— Objective —
Repeat all of the data precisely.
━━━ Provided data ━━━
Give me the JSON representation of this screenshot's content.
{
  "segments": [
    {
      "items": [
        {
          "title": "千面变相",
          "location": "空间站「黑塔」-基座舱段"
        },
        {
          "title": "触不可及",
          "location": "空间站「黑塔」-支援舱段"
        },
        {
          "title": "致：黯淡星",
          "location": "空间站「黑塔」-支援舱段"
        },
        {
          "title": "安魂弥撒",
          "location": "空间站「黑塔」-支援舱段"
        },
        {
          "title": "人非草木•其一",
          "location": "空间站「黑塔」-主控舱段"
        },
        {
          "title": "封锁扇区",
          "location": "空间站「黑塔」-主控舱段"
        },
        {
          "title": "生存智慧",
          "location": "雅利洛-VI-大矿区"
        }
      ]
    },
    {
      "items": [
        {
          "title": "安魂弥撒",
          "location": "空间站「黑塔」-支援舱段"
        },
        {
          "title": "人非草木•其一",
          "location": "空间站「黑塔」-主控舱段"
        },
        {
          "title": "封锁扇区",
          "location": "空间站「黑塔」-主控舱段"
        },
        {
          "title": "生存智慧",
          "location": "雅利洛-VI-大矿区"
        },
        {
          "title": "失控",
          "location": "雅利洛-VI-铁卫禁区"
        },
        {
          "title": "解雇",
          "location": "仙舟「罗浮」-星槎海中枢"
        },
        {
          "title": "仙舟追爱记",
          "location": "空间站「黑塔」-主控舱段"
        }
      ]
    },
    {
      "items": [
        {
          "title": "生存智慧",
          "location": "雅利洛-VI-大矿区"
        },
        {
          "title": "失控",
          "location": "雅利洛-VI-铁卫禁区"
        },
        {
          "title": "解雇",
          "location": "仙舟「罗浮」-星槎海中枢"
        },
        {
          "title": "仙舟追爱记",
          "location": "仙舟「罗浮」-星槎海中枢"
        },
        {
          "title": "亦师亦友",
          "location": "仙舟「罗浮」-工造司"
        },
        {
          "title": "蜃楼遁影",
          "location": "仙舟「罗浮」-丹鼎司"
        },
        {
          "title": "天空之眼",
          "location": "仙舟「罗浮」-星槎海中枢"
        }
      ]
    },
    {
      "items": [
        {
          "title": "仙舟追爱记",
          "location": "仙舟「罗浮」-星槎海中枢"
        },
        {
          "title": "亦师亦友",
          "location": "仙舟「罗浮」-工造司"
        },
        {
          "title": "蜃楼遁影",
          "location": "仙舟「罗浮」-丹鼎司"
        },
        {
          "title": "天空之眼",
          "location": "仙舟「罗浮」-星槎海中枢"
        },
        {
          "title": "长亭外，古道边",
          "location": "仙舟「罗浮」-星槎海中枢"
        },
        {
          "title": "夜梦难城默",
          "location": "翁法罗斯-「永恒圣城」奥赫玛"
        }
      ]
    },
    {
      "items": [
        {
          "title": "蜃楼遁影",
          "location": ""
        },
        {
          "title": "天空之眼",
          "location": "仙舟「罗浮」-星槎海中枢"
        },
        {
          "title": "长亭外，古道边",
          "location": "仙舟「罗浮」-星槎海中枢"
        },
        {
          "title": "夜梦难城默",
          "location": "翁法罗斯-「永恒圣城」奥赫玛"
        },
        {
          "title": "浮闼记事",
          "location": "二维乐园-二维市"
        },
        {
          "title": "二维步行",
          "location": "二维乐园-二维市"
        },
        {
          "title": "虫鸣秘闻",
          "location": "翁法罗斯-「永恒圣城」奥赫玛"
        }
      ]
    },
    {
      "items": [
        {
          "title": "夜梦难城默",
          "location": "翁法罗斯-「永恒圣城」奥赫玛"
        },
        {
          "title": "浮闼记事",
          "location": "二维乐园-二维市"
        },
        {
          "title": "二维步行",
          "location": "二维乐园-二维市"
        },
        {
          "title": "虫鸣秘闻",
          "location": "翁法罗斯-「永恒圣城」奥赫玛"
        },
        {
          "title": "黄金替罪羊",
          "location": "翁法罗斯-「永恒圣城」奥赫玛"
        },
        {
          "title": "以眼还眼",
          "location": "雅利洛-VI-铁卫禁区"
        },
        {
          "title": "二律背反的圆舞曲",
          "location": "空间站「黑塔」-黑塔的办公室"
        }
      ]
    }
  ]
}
━━━
— Solution —
Give me the JSON representation of this screenshot's content.
{
  "segments": [
    {
      "items": [
        {
          "title": "千面变相",
          "location": "空间站「黑塔」-基座舱段"
        },
        {
          "title": "触不可及",
          "location": "空间站「黑塔」-支援舱段"
        },
        {
          "title": "致：黯淡星",
          "location": "空间站「黑塔」-支援舱段"
        },
        {
          "title": "安魂弥撒",
          "location": "空间站「黑塔」-支援舱段"
        },
        {
          "title": "人非草木•其一",
          "location": "空间站「黑塔」-主控舱段"
        },
        {
          "title": "封锁扇区",
          "location": "空间站「黑塔」-主控舱段"
        },
        {
          "title": "生存智慧",
          "location": "雅利洛-VI-大矿区"
        }
      ]
    },
    {
      "items": [
        {
          "title": "安魂弥撒",
          "location": "空间站「黑塔」-支援舱段"
        },
        {
          "title": "人非草木•其一",
          "location": "空间站「黑塔」-主控舱段"
        },
        {
          "title": "封锁扇区",
          "location": "空间站「黑塔」-主控舱段"
        },
        {
          "title": "生存智慧",
          "location": "雅利洛-VI-大矿区"
        },
        {
          "title": "失控",
          "location": "雅利洛-VI-铁卫禁区"
        },
        {
          "title": "解雇",
          "location": "仙舟「罗浮」-星槎海中枢"
        },
        {
          "title": "仙舟追爱记",
          "location": "空间站「黑塔」-主控舱段"
        }
      ]
    },
    {
      "items": [
        {
          "title": "生存智慧",
          "location": "雅利洛-VI-大矿区"
        },
        {
          "title": "失控",
          "location": "雅利洛-VI-铁卫禁区"
        },
        {
          "title": "解雇",
          "location": "仙舟「罗浮」-星槎海中枢"
        },
        {
          "title": "仙舟追爱记",
          "location": "仙舟「罗浮」-星槎海中枢"
        },
        {
          "title": "亦师亦友",
          "location": "仙舟「罗浮」-工造司"
        },
        {
          "title": "蜃楼遁影",
          "location": "仙舟「罗浮」-丹鼎司"
        },
        {
          "title": "天空之眼",
          "location": "仙舟「罗浮」-星槎海中枢"
        }
      ]
    },
    {
      "items": [
        {
          "title": "仙舟追爱记",
          "location": "仙舟「罗浮」-星槎海中枢"
        },
        {
          "title": "亦师亦友",
          "location": "仙舟「罗浮」-工造司"
        },
        {
          "title": "蜃楼遁影",
          "location": "仙舟「罗浮」-丹鼎司"
        },
        {
          "title": "天空之眼",
          "location": "仙舟「罗浮」-星槎海中枢"
        },
        {
          "title": "长亭外，古道边",
          "location": "仙舟「罗浮」-星槎海中枢"
        },
        {
          "title": "夜梦难城默",
          "location": "翁法罗斯-「永恒圣城」奥赫玛"
        }
      ]
    },
    {
      "items": [
        {
          "title": "蜃楼遁影",
          "location": ""
        },
        {
          "title": "天空之眼",
          "location": "仙舟「罗浮」-星槎海中枢"
        },
        {
          "title": "长亭外，古道边",
          "location": "仙舟「罗浮」-星槎海中枢"
        },
        {
          "title": "夜梦难城默",
          "location": "翁法罗斯-「永恒圣城」奥赫玛"
        },
        {
          "title": "浮闼记事",
          "location": "二维乐园-二维市"
        },
        {
          "title": "二维步行",
          "location": "二维乐园-二维市"
        },
        {
          "title": "虫鸣秘闻",
          "location": "翁法罗斯-「永恒圣城」奥赫玛"
        }
      ]
    },
    {
      "items": [
        {
          "title": "夜梦难城默",
          "location": "翁法罗斯-「永恒圣城」奥赫玛"
        },
        {
          "title": "浮闼记事",
          "location": "二维乐园-二维市"
        },
        {
          "title": "二维步行",
          "location": "二维乐园-二维市"
        },
        {
          "title": "虫鸣秘闻",
          "location": "翁法罗斯-「永恒圣城」奥赫玛"
        },
        {
          "title": "黄金替罪羊",
          "location": "翁法罗斯-「永恒圣城」奥赫玛"
        },
        {
          "title": "以眼还眼",
          "location": "雅利洛-VI-铁卫禁区"
        },
        {
          "title": "二律背反的圆舞曲",
          "location": "空间站「黑塔」-黑塔的办公室"
        }
      ]
    }
  ]
}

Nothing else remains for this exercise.